- Task data
** start **

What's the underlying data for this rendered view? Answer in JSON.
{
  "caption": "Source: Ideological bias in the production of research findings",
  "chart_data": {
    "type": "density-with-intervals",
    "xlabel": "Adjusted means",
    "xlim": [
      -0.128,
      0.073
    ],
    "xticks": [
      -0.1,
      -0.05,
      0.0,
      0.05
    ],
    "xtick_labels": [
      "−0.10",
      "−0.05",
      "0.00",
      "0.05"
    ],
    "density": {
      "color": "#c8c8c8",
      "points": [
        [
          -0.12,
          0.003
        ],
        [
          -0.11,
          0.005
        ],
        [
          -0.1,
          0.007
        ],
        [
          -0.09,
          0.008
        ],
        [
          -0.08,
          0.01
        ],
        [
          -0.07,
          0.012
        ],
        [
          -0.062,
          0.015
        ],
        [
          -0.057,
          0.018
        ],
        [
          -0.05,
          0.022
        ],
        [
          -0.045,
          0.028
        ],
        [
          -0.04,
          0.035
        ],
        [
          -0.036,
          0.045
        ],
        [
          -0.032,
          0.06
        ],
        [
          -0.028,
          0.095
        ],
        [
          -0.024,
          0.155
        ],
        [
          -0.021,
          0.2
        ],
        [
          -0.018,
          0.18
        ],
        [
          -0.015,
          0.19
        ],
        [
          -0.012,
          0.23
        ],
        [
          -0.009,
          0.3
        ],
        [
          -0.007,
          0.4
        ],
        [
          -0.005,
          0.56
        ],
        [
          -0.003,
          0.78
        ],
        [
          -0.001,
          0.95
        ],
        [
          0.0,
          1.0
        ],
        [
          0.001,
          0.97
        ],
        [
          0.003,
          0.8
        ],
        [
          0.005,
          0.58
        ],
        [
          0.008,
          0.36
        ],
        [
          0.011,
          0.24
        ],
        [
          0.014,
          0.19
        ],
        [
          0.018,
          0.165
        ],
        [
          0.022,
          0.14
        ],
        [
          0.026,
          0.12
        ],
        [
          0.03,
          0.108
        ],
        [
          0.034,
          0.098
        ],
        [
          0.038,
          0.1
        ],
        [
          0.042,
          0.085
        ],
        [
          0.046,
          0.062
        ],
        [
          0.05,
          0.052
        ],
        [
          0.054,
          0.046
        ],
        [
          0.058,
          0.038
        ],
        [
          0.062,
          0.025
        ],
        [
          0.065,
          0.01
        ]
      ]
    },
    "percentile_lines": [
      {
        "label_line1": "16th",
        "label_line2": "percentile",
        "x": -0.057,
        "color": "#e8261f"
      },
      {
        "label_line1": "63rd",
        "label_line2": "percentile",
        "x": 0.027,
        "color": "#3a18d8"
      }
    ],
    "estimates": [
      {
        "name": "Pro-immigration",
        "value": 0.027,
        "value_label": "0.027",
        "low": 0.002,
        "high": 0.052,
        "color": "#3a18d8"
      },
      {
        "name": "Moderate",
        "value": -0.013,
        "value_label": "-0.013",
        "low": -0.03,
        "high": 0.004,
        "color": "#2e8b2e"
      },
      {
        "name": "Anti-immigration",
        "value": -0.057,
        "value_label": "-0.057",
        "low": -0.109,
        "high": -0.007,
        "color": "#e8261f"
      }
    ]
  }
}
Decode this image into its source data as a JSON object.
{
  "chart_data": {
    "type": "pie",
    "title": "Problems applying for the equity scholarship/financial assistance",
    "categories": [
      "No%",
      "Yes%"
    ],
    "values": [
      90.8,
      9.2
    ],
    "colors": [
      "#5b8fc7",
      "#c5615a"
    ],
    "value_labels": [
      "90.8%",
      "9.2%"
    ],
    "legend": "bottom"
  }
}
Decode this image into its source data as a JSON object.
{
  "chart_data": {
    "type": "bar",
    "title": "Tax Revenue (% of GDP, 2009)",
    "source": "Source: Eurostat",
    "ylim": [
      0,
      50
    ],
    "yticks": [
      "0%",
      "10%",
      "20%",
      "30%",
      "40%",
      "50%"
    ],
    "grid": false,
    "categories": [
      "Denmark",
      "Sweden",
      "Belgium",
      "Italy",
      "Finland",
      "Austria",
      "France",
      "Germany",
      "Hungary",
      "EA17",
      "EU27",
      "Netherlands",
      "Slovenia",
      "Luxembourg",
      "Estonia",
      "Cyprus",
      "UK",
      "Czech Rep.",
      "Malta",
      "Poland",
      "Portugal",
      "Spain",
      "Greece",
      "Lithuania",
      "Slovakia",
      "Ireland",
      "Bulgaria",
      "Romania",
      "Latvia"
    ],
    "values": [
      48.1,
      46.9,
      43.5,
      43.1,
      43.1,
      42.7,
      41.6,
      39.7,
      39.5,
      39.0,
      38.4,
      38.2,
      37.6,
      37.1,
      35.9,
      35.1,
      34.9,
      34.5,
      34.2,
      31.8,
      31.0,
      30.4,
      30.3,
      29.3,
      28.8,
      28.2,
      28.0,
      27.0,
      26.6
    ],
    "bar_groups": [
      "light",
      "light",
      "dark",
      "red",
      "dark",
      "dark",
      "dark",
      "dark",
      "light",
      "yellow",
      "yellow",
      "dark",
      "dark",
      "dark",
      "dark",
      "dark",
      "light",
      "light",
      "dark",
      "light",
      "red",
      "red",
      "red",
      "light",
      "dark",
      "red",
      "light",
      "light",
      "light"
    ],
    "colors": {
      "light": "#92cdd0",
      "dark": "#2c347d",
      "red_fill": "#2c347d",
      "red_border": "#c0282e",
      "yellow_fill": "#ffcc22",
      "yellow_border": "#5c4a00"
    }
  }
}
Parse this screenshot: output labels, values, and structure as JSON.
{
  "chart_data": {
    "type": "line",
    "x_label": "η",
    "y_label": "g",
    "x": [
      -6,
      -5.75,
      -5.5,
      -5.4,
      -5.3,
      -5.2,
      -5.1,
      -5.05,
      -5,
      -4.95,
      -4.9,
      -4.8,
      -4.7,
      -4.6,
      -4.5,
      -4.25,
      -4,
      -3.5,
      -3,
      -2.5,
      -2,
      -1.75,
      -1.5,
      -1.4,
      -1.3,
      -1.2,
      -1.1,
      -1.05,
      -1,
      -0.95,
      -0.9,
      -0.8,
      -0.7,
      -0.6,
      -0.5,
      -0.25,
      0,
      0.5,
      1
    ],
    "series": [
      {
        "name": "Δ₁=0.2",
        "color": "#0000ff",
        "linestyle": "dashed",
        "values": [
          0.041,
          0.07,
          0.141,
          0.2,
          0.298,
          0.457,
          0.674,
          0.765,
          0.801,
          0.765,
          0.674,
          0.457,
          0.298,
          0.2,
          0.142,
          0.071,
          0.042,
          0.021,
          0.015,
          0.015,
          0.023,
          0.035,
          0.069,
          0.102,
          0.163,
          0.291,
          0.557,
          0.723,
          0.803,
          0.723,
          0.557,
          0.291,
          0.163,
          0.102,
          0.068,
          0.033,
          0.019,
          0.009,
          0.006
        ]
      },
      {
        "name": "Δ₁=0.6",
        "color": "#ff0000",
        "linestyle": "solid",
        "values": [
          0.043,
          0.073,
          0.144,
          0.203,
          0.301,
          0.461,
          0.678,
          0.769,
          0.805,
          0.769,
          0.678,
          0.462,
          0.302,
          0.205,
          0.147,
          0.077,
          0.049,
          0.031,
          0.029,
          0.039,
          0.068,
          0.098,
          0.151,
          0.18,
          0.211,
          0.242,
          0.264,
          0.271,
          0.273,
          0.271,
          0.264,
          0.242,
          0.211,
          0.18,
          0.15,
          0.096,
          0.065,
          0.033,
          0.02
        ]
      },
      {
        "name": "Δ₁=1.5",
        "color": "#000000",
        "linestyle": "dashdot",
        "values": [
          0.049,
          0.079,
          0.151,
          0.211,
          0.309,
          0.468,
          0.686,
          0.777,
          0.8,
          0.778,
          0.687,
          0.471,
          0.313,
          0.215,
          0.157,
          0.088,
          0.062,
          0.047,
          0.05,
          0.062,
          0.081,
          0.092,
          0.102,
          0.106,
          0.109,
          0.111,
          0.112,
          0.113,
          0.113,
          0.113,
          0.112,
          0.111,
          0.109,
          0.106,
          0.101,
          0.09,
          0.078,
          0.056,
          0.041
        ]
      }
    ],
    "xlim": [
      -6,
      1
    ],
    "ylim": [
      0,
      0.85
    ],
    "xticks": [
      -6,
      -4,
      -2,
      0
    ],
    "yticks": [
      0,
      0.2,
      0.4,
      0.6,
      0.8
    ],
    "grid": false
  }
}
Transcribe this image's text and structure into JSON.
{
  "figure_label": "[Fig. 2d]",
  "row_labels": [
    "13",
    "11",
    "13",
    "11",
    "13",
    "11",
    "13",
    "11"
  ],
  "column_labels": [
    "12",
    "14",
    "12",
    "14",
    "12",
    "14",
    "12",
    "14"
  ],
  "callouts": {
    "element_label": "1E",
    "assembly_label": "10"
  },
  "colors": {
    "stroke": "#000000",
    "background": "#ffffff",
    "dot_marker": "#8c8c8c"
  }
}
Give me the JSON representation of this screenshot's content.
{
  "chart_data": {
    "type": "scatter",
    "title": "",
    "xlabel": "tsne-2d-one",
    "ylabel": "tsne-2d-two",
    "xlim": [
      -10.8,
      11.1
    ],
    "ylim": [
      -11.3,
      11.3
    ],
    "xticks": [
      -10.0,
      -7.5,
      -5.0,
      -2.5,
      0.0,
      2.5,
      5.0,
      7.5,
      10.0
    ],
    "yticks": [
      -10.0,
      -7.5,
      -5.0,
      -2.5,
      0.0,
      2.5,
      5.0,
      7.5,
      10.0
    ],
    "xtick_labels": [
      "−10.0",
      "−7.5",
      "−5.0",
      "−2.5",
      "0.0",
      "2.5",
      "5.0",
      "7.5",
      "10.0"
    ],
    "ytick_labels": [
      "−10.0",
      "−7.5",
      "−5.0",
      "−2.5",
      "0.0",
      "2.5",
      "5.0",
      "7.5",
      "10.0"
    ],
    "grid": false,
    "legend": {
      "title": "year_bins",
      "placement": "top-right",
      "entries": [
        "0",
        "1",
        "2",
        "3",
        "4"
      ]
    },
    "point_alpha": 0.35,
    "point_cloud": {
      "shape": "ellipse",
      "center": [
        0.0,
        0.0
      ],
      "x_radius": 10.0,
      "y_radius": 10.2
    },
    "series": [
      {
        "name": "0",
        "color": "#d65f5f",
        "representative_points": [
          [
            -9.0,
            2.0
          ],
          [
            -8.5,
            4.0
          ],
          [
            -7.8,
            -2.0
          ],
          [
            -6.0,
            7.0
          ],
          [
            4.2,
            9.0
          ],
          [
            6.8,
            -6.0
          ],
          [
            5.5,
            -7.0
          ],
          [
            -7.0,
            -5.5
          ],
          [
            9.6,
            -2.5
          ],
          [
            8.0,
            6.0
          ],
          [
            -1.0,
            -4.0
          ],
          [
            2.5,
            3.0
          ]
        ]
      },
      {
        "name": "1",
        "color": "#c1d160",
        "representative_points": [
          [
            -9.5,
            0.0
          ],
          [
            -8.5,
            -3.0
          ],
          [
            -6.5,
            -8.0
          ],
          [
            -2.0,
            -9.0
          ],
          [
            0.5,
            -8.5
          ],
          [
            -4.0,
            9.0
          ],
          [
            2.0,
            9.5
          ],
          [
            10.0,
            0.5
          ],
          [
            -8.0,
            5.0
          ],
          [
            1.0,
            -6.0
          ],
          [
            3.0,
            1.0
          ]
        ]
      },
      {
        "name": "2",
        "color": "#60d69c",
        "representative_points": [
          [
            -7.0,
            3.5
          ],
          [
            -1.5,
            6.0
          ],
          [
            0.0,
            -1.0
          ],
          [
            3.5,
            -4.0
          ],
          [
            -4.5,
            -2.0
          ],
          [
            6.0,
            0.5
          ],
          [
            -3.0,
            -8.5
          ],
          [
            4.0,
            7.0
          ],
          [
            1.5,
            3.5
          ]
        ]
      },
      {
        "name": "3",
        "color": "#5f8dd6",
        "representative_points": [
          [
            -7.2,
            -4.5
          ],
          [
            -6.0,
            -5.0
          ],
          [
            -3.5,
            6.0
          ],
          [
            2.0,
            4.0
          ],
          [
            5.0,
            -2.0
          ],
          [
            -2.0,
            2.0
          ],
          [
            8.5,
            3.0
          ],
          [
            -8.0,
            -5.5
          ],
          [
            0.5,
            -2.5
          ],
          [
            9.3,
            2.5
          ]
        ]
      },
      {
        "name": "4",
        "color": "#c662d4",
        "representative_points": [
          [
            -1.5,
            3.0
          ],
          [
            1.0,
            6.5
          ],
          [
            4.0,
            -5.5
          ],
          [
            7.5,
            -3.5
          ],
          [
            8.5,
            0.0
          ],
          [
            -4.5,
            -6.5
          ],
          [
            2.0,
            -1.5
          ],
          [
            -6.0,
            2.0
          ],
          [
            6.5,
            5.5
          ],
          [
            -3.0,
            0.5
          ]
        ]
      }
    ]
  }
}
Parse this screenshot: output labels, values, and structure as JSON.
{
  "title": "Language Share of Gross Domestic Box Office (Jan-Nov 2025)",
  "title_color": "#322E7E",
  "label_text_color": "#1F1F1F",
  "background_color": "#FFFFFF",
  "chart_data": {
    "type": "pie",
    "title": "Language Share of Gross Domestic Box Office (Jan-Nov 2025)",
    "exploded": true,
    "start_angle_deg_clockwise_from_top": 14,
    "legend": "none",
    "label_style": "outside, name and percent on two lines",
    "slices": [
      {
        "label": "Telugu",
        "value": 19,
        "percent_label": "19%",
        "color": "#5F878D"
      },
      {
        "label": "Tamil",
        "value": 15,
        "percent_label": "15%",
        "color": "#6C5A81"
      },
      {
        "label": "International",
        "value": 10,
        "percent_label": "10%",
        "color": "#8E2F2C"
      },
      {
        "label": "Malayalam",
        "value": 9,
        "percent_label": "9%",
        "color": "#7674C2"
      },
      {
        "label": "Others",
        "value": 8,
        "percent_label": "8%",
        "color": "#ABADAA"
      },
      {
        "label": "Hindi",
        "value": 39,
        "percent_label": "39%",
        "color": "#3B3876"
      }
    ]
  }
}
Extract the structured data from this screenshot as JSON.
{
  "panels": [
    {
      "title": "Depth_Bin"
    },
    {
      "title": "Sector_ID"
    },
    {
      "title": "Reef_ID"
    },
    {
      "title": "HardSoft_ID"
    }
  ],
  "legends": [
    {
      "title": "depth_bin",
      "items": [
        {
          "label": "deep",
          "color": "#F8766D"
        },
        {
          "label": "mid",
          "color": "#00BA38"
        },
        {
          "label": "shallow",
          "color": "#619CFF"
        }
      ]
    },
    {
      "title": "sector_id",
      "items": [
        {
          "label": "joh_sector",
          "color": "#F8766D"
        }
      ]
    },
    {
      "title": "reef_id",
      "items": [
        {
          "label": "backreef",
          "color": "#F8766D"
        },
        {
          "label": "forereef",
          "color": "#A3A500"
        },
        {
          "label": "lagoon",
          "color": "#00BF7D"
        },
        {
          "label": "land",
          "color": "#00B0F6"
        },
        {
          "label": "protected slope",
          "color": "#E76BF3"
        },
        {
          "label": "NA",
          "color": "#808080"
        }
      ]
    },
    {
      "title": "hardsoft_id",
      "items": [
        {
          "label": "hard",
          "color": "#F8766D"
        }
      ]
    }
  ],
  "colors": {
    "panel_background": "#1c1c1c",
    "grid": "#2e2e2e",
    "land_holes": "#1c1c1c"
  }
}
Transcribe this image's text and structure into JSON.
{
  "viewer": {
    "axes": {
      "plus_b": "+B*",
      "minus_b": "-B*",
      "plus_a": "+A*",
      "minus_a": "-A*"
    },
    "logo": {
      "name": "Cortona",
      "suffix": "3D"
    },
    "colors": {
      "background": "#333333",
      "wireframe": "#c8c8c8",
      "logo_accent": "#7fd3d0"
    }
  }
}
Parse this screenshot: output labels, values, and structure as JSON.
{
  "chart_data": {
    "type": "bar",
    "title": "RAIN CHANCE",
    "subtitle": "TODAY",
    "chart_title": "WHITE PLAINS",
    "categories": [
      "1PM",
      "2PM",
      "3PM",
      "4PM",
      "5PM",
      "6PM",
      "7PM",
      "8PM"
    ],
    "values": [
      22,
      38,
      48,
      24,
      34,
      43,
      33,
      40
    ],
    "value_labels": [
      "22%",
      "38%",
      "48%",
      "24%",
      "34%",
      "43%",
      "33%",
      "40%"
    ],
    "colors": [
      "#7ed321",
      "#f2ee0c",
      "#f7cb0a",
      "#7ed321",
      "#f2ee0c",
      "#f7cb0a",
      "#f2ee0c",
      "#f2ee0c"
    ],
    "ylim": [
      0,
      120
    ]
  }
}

** end **

- Direction
Tell how many lines in the material contain the word "type". Only the number is wanted.

- Response to the exercise
7